— Begin —

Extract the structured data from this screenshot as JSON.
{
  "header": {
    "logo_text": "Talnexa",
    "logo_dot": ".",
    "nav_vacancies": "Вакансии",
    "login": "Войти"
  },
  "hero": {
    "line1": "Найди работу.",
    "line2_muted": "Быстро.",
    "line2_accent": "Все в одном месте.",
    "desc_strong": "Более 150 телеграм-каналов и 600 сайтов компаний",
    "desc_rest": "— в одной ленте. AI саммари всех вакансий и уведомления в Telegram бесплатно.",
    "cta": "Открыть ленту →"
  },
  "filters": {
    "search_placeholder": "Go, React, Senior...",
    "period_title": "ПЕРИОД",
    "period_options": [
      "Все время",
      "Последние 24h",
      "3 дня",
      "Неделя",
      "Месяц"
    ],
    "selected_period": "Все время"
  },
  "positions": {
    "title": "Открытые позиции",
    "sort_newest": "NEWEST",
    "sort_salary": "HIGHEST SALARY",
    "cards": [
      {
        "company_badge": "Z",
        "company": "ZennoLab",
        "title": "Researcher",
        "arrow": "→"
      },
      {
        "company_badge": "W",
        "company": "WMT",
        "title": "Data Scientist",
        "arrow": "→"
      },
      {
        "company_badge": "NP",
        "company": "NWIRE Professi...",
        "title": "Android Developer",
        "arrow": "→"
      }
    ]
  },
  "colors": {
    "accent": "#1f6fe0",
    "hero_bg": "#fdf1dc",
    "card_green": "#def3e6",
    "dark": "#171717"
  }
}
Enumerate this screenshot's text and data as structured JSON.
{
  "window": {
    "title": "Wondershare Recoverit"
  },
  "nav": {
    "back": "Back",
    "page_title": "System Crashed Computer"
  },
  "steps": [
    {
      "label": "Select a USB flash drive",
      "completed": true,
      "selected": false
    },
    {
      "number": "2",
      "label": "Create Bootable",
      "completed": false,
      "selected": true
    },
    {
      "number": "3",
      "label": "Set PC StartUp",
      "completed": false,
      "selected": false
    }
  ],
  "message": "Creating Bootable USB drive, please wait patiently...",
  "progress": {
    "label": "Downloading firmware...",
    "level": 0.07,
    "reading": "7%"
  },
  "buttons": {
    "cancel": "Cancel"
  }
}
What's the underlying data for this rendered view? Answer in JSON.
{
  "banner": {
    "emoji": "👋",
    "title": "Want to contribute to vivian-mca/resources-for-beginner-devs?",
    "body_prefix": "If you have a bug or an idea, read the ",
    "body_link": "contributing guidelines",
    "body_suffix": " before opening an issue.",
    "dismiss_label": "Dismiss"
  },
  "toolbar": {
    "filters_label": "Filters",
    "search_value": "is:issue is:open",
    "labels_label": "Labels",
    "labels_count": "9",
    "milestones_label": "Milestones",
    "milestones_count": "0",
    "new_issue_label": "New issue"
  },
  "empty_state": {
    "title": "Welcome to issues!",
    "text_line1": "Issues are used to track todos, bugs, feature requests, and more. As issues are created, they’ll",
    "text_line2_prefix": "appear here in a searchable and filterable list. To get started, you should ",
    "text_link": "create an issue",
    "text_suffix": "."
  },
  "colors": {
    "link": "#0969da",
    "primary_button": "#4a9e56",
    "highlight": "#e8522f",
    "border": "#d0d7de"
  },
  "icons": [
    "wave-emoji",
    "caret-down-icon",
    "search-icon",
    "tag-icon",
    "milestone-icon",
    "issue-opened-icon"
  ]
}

— End —

## Task prompt
Transcribe every entry exactly.

## Answer for the task
Extract the structured data from this screenshot as JSON.
{
  "header": {
    "logo_text": "Talnexa",
    "logo_dot": ".",
    "nav_vacancies": "Вакансии",
    "login": "Войти"
  },
  "hero": {
    "line1": "Найди работу.",
    "line2_muted": "Быстро.",
    "line2_accent": "Все в одном месте.",
    "desc_strong": "Более 150 телеграм-каналов и 600 сайтов компаний",
    "desc_rest": "— в одной ленте. AI саммари всех вакансий и уведомления в Telegram бесплатно.",
    "cta": "Открыть ленту →"
  },
  "filters": {
    "search_placeholder": "Go, React, Senior...",
    "period_title": "ПЕРИОД",
    "period_options": [
      "Все время",
      "Последние 24h",
      "3 дня",
      "Неделя",
      "Месяц"
    ],
    "selected_period": "Все время"
  },
  "positions": {
    "title": "Открытые позиции",
    "sort_newest": "NEWEST",
    "sort_salary": "HIGHEST SALARY",
    "cards": [
      {
        "company_badge": "Z",
        "company": "ZennoLab",
        "title": "Researcher",
        "arrow": "→"
      },
      {
        "company_badge": "W",
        "company": "WMT",
        "title": "Data Scientist",
        "arrow": "→"
      },
      {
        "company_badge": "NP",
        "company": "NWIRE Professi...",
        "title": "Android Developer",
        "arrow": "→"
      }
    ]
  },
  "colors": {
    "accent": "#1f6fe0",
    "hero_bg": "#fdf1dc",
    "card_green": "#def3e6",
    "dark": "#171717"
  }
}
Enumerate this screenshot's text and data as structured JSON.
{
  "window": {
    "title": "Wondershare Recoverit"
  },
  "nav": {
    "back": "Back",
    "page_title": "System Crashed Computer"
  },
  "steps": [
    {
      "label": "Select a USB flash drive",
      "completed": true,
      "selected": false
    },
    {
      "number": "2",
      "label": "Create Bootable",
      "completed": false,
      "selected": true
    },
    {
      "number": "3",
      "label": "Set PC StartUp",
      "completed": false,
      "selected": false
    }
  ],
  "message": "Creating Bootable USB drive, please wait patiently...",
  "progress": {
    "label": "Downloading firmware...",
    "level": 0.07,
    "reading": "7%"
  },
  "buttons": {
    "cancel": "Cancel"
  }
}
What's the underlying data for this rendered view? Answer in JSON.
{
  "banner": {
    "emoji": "👋",
    "title": "Want to contribute to vivian-mca/resources-for-beginner-devs?",
    "body_prefix": "If you have a bug or an idea, read the ",
    "body_link": "contributing guidelines",
    "body_suffix": " before opening an issue.",
    "dismiss_label": "Dismiss"
  },
  "toolbar": {
    "filters_label": "Filters",
    "search_value": "is:issue is:open",
    "labels_label": "Labels",
    "labels_count": "9",
    "milestones_label": "Milestones",
    "milestones_count": "0",
    "new_issue_label": "New issue"
  },
  "empty_state": {
    "title": "Welcome to issues!",
    "text_line1": "Issues are used to track todos, bugs, feature requests, and more. As issues are created, they’ll",
    "text_line2_prefix": "appear here in a searchable and filterable list. To get started, you should ",
    "text_link": "create an issue",
    "text_suffix": "."
  },
  "colors": {
    "link": "#0969da",
    "primary_button": "#4a9e56",
    "highlight": "#e8522f",
    "border": "#d0d7de"
  },
  "icons": [
    "wave-emoji",
    "caret-down-icon",
    "search-icon",
    "tag-icon",
    "milestone-icon",
    "issue-opened-icon"
  ]
}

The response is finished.